§ **Records for the task**
:::::
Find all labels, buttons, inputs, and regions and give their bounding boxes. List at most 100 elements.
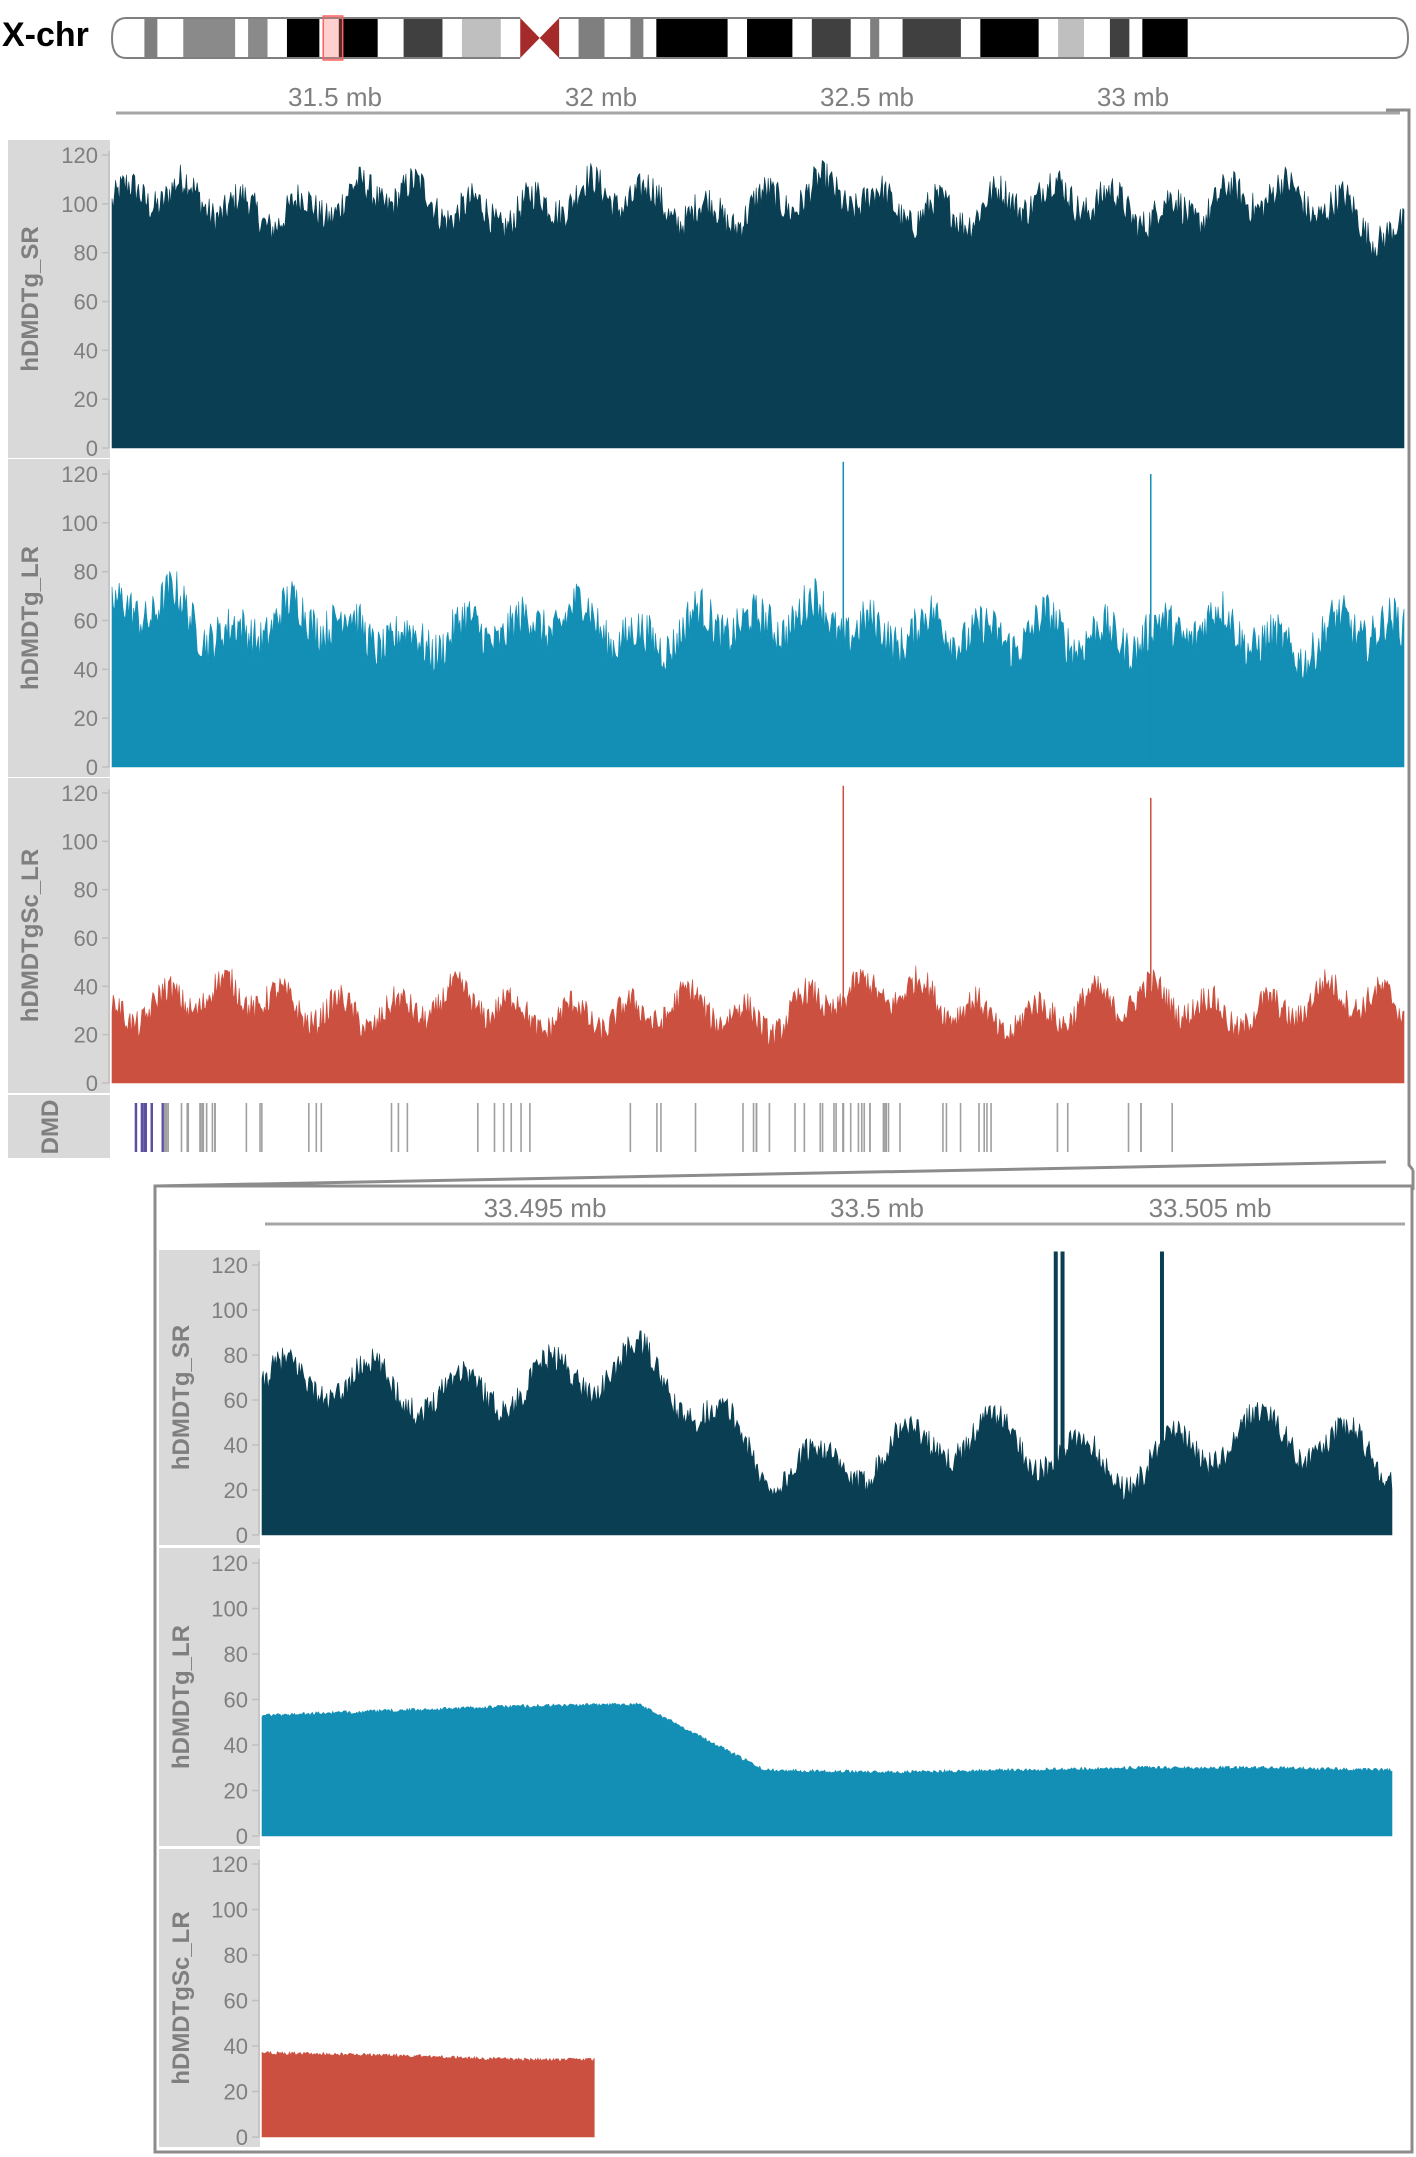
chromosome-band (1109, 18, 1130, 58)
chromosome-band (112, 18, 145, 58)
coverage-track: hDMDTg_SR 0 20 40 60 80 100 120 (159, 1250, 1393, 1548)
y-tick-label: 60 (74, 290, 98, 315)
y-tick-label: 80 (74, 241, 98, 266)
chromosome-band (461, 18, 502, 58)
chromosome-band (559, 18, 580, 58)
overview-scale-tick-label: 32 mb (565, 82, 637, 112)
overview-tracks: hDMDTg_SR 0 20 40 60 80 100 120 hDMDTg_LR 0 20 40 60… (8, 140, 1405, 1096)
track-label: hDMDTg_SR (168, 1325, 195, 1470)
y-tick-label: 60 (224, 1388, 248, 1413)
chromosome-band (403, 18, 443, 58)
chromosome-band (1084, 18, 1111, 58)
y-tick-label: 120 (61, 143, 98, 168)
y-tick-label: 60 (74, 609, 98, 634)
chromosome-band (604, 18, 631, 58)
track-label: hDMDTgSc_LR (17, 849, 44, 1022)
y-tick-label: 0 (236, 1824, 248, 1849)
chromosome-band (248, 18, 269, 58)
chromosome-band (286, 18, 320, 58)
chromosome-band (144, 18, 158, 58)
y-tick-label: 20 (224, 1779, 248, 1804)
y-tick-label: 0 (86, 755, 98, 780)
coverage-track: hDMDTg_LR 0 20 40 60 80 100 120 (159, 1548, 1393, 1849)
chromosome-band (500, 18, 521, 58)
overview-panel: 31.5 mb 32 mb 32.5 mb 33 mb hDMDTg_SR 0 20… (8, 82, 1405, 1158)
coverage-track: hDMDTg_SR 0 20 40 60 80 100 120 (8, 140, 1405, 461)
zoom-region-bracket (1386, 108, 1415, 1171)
:::::
§ **Work required**
Filter the records and copy out every line that contains the string "tick".

§ **Output for this exercise**
y-tick-label: 60 (74, 290, 98, 315)
y-tick-label: 80 (74, 241, 98, 266)
overview-scale-tick-label: 32 mb (565, 82, 637, 112)
y-tick-label: 60 (224, 1388, 248, 1413)
y-tick-label: 120 (61, 143, 98, 168)
y-tick-label: 60 (74, 609, 98, 634)
y-tick-label: 0 (236, 1824, 248, 1849)
y-tick-label: 20 (224, 1779, 248, 1804)
y-tick-label: 0 (86, 755, 98, 780)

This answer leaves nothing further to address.